* WORK TO DO *
Which lines hold the word "JSON"? Copy each of them.
--*--
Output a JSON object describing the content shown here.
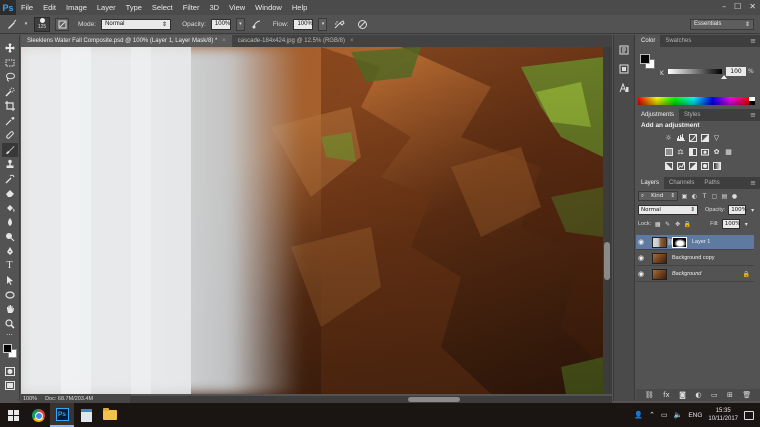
{
  "app": {
    "logo": "Ps"
  },
  "menu": [
    "File",
    "Edit",
    "Image",
    "Layer",
    "Type",
    "Select",
    "Filter",
    "3D",
    "View",
    "Window",
    "Help"
  ],
  "window_controls": [
    "–",
    "☐",
    "✕"
  ],
  "options_bar": {
    "brush_size": "125",
    "mode_label": "Mode:",
    "mode_value": "Normal",
    "opacity_label": "Opacity:",
    "opacity_value": "100%",
    "flow_label": "Flow:",
    "flow_value": "100%",
    "workspace": "Essentials"
  },
  "document_tabs": [
    {
      "label": "Sleeklens Water Fall Composite.psd @ 100% (Layer 1, Layer Mask/8) *",
      "close": "×"
    },
    {
      "label": "cascade-184x424.jpg @ 12.5% (RGB/8)",
      "close": "×"
    }
  ],
  "status": {
    "zoom": "100%",
    "doc": "Doc: 68.7M/203.4M"
  },
  "color_panel": {
    "tabs": [
      "Color",
      "Swatches"
    ],
    "channel": "K",
    "value": "100",
    "unit": "%"
  },
  "adjustments_panel": {
    "tabs": [
      "Adjustments",
      "Styles"
    ],
    "title": "Add an adjustment"
  },
  "layers_panel": {
    "tabs": [
      "Layers",
      "Channels",
      "Paths"
    ],
    "filter_kind": "Kind",
    "blend_mode": "Normal",
    "opacity_label": "Opacity:",
    "opacity_value": "100%",
    "lock_label": "Lock:",
    "fill_label": "Fill:",
    "fill_value": "100%",
    "layers": [
      {
        "name": "Layer 1",
        "selected": true
      },
      {
        "name": "Background copy",
        "selected": false
      },
      {
        "name": "Background",
        "selected": false
      }
    ]
  },
  "taskbar": {
    "lang": "ENG",
    "time": "15:35",
    "date": "10/11/2017"
  }
}
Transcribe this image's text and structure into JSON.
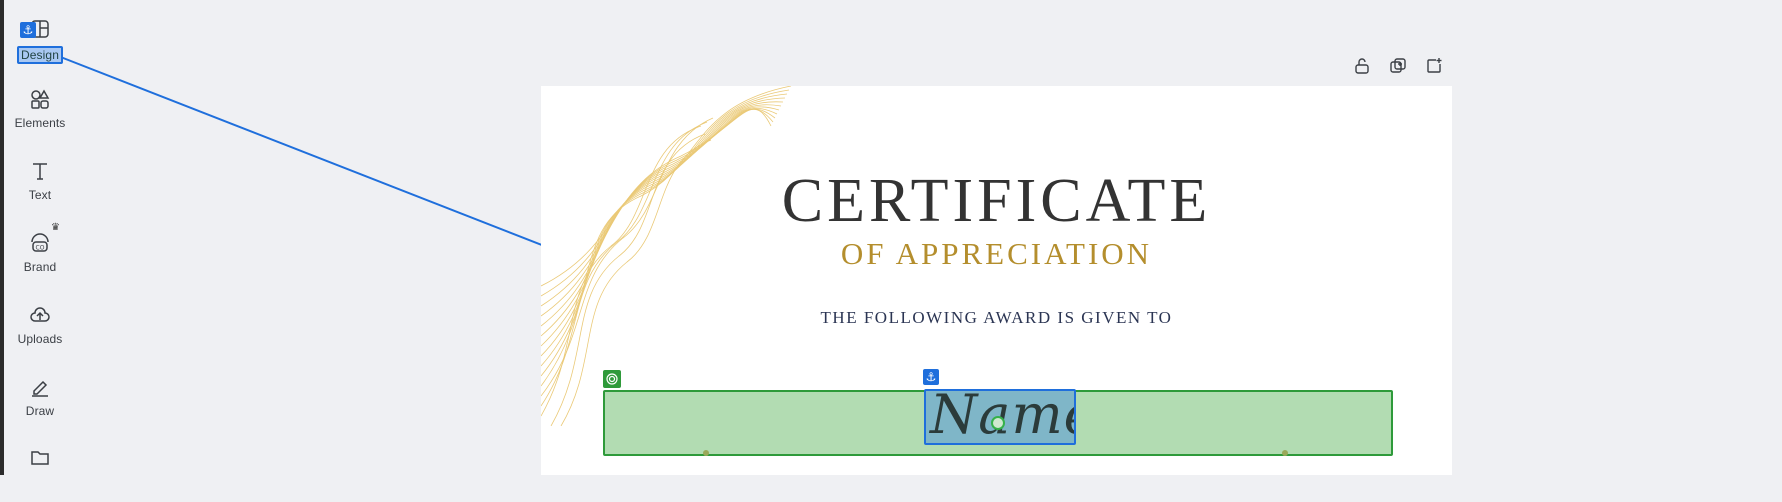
{
  "sidebar": {
    "items": [
      {
        "label": "Design",
        "icon": "design-icon"
      },
      {
        "label": "Elements",
        "icon": "elements-icon"
      },
      {
        "label": "Text",
        "icon": "text-icon"
      },
      {
        "label": "Brand",
        "icon": "brand-icon"
      },
      {
        "label": "Uploads",
        "icon": "uploads-icon"
      },
      {
        "label": "Draw",
        "icon": "draw-icon"
      },
      {
        "label": "",
        "icon": "folder-icon"
      }
    ]
  },
  "page_tools": [
    "lock-icon",
    "duplicate-page-icon",
    "add-page-icon"
  ],
  "certificate": {
    "title": "CERTIFICATE",
    "subtitle": "OF APPRECIATION",
    "award_line": "THE FOLLOWING AWARD IS GIVEN TO",
    "name": "Name"
  },
  "colors": {
    "title": "#333333",
    "subtitle": "#b48e2d",
    "award_line": "#2b3553",
    "selection_blue": "#1f6fdc",
    "group_green": "#2e9a3a"
  }
}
--*--
* RESPONSE FOR THIS EXERCISE *
Output a JSON object describing the content shown here.
Transcribe this image's text and structure into JSON.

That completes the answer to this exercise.